Задания =
a: Перечислите семьи предпринимателей, которые, согласно тексту о «шведском Петербурге», уже давно жили и работали в городе на рубеже двух столетий.
b: Воспроизведите без изменений отрывок текста о «шведском Петербурге», начиная со слов «Значит, у вас» и заканчивая словами «сравниться с Нобелями.».

Предложенный текст =

════════════════

На рубеже двух столетий «шведский Петербург» состоял частично из предпринимателей, уже давно живших и работавших в городе, таких как Нобели, семьи портных Лидвали и Норденстрёмы, придворные ювелиры Болины, частично из представителей новых шведских предприятий, таких как Л. М. Эриксон, АСЕА и СКФ. Последние обычно оставались в России недолго, по нескольку лет, и чаще всего не говорили по‑русски. Это, однако, не составляло серьезной проблемы. В начале ХХ века языковые меньшинства Петербурга составляли около 200 тысяч человек, а деловым языком был немецкий.
Эдла, прожившая в России десятки лет, так и не научилась говорить по‑русски. По свидетельству ее дочери Марты она могла написать только одно предложение на русском языке: «Шведская подданная Эдла Константиновна Нобель» – фраза, которой ей иногда приходилось подписываться. Однако даже эти несколько слов ей не удавалось произнести правильно. Но в лучших петербургских магазинах продавщицы говорили по‑французски и по‑немецки, а в продовольственных магазинах со временем научились толковать ее желания, поскольку она была крупным и верным клиентом. Дома у Нобелей весь персонал, за исключением ямщика или шофера, говорил по‑шведски или по‑немецки – ведь все они были уроженцами Швеции, Финляндии или Прибалтики.
Значит, у вас есть сложности с языком в Петрограде?
– Не у меня – у петроградцев.
Рисунок Эрика Васстрёма в финской сатирической газете Fyren («Маяк») в 1916 году
Нобелевская семья занимала особую позицию в «шведском Петербурге» благодаря своим промышленным успехам, положению, контактам в российском обществе и, разумеется, богатству. Были и другие преуспевающие семьи, такие как Лидвали и Болины, но ни одна не могла сравниться с Нобелями.

════════════════

Собранные сведения =

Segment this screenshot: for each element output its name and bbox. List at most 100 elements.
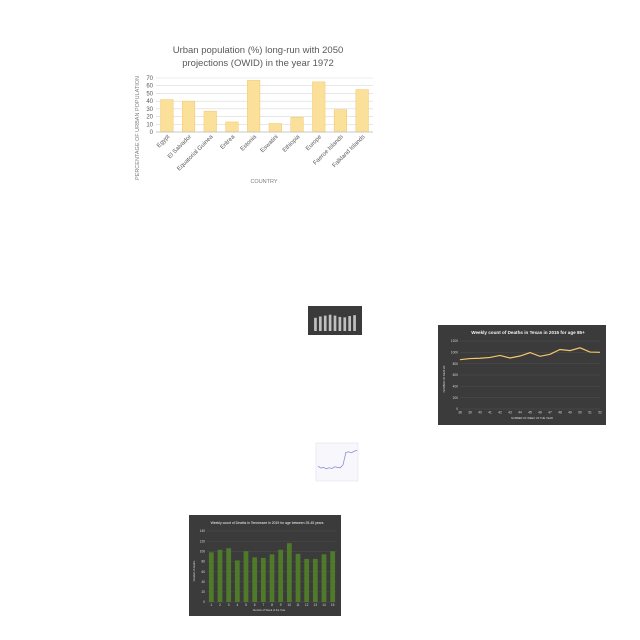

════════════════

Решённые задания =
a: Нобели, Лидвали, Норденстрёмы, Болины.

b:
Значит, у вас есть сложности с языком в Петрограде?
– Не у меня – у петроградцев.
Рисунок Эрика Васстрёма в финской сатирической газете Fyren («Маяк») в 1916 году
Нобелевская семья занимала особую позицию в «шведском Петербурге» благодаря своим промышленным успехам, положению, контактам в российском обществе и, разумеется, богатству. Были и другие преуспевающие семьи, такие как Лидвали и Болины, но ни одна не могла сравниться с Нобелями.